*EXERCISE BRIEF*: Which lines hold the word "BAMBINI"? Copy each one.

==== SUPPLIED RECORDS ====

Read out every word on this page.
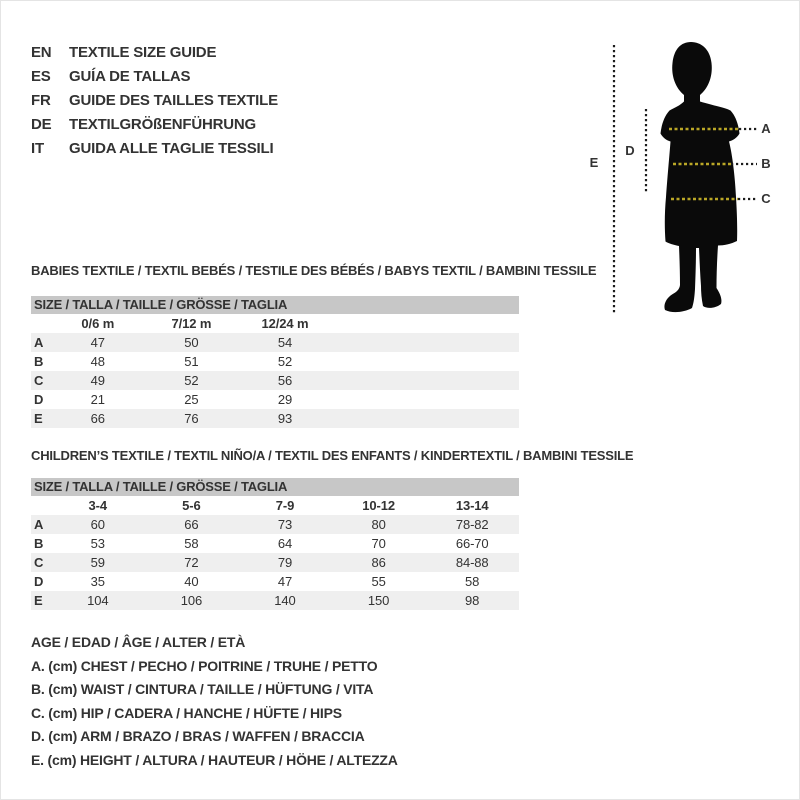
EN	TEXTILE SIZE GUIDE
ES	GUÍA DE TALLAS
FR	GUIDE DES TAILLES TEXTILE
DE	TEXTILGRÖßENFÜHRUNG
IT	GUIDA ALLE TAGLIE TESSILI
A
B
C
D
E
BABIES TEXTILE / TEXTIL BEBÉS / TESTILE DES BÉBÉS / BABYS TEXTIL / BAMBINI TESSILE
SIZE / TALLA / TAILLE / GRÖSSE / TAGLIA
0/6 m	7/12 m	12/24 m
A	47	50	54
B	48	51	52
C	49	52	56
D	21	25	29
E	66	76	93
CHILDREN’S TEXTILE / TEXTIL NIÑO/A / TEXTIL DES ENFANTS / KINDERTEXTIL / BAMBINI TESSILE
SIZE / TALLA / TAILLE / GRÖSSE / TAGLIA
3-4	5-6	7-9	10-12	13-14
A	60	66	73	80	78-82
B	53	58	64	70	66-70
C	59	72	79	86	84-88
D	35	40	47	55	58
E	104	106	140	150	98
AGE / EDAD / ÂGE / ALTER / ETÀ
A. (cm) CHEST / PECHO / POITRINE / TRUHE / PETTO
B. (cm) WAIST / CINTURA / TAILLE / HÜFTUNG / VITA
C. (cm) HIP / CADERA / HANCHE / HÜFTE / HIPS
D. (cm) ARM / BRAZO / BRAS / WAFFEN / BRACCIA
E. (cm) HEIGHT / ALTURA / HAUTEUR / HÖHE / ALTEZZA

====

*RESULT FOR THIS EXERCISE*:
BABIES TEXTILE / TEXTIL BEBÉS / TESTILE DES BÉBÉS / BABYS TEXTIL / BAMBINI TESSILE
CHILDREN’S TEXTILE / TEXTIL NIÑO/A / TEXTIL DES ENFANTS / KINDERTEXTIL / BAMBINI TESSILE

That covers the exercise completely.